■ SHORT EXERCISE
Reproduce the listing below exactly. Pictures do not belong in the copy.

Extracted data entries
=-=-=
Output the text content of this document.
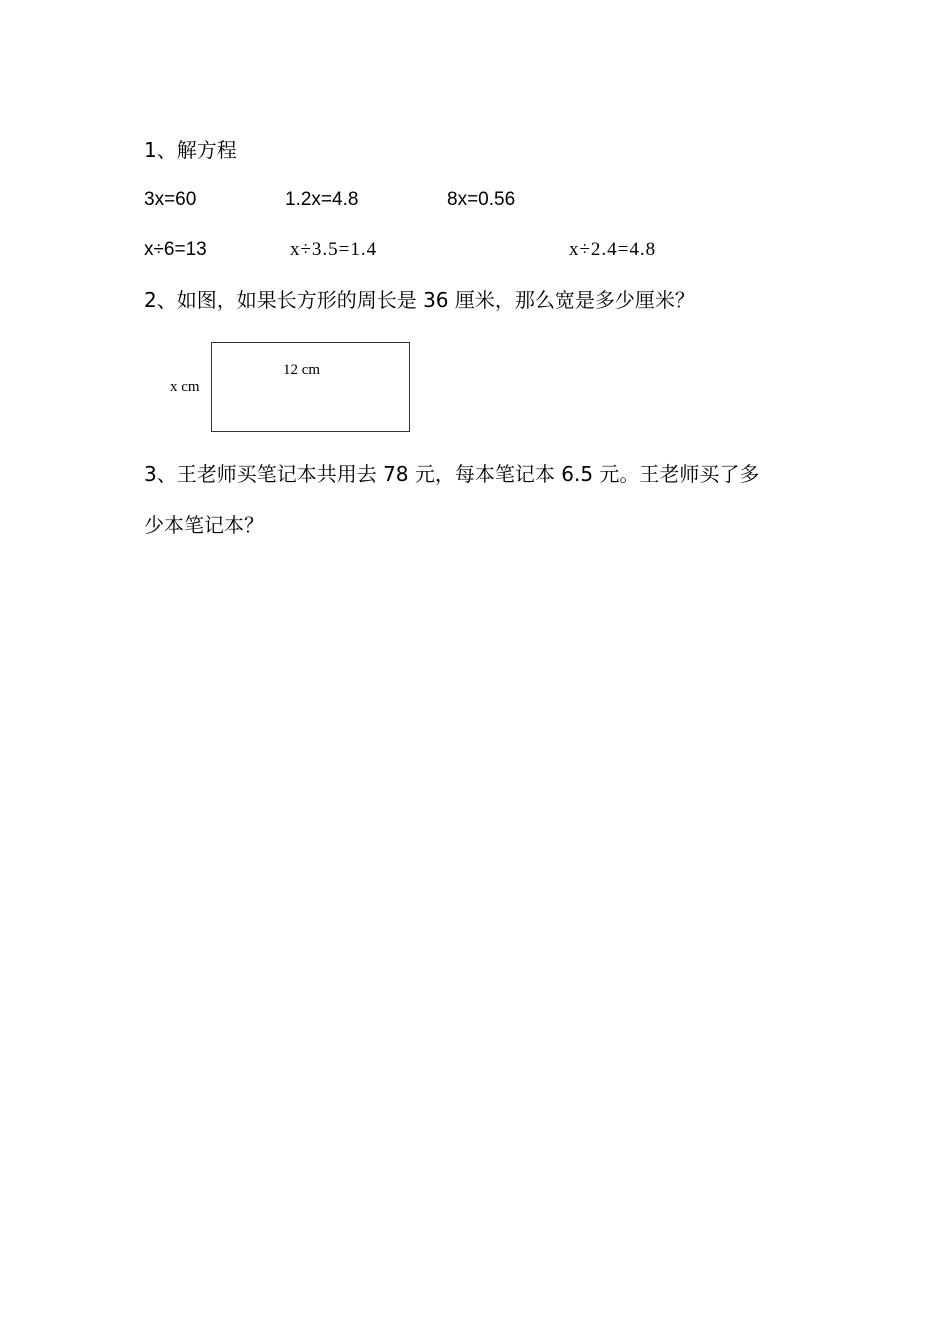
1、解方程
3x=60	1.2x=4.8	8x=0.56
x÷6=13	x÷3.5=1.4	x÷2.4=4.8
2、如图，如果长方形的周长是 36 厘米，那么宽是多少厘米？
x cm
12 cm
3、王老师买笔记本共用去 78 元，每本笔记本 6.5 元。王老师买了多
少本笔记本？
=-=-=
■ FINAL RESULT
Output the text content of this document.
1、解方程
3x=60	1.2x=4.8	8x=0.56
x÷6=13	x÷3.5=1.4	x÷2.4=4.8
2、如图，如果长方形的周长是 36 厘米，那么宽是多少厘米？
x cm
12 cm
3、王老师买笔记本共用去 78 元，每本笔记本 6.5 元。王老师买了多
少本笔记本？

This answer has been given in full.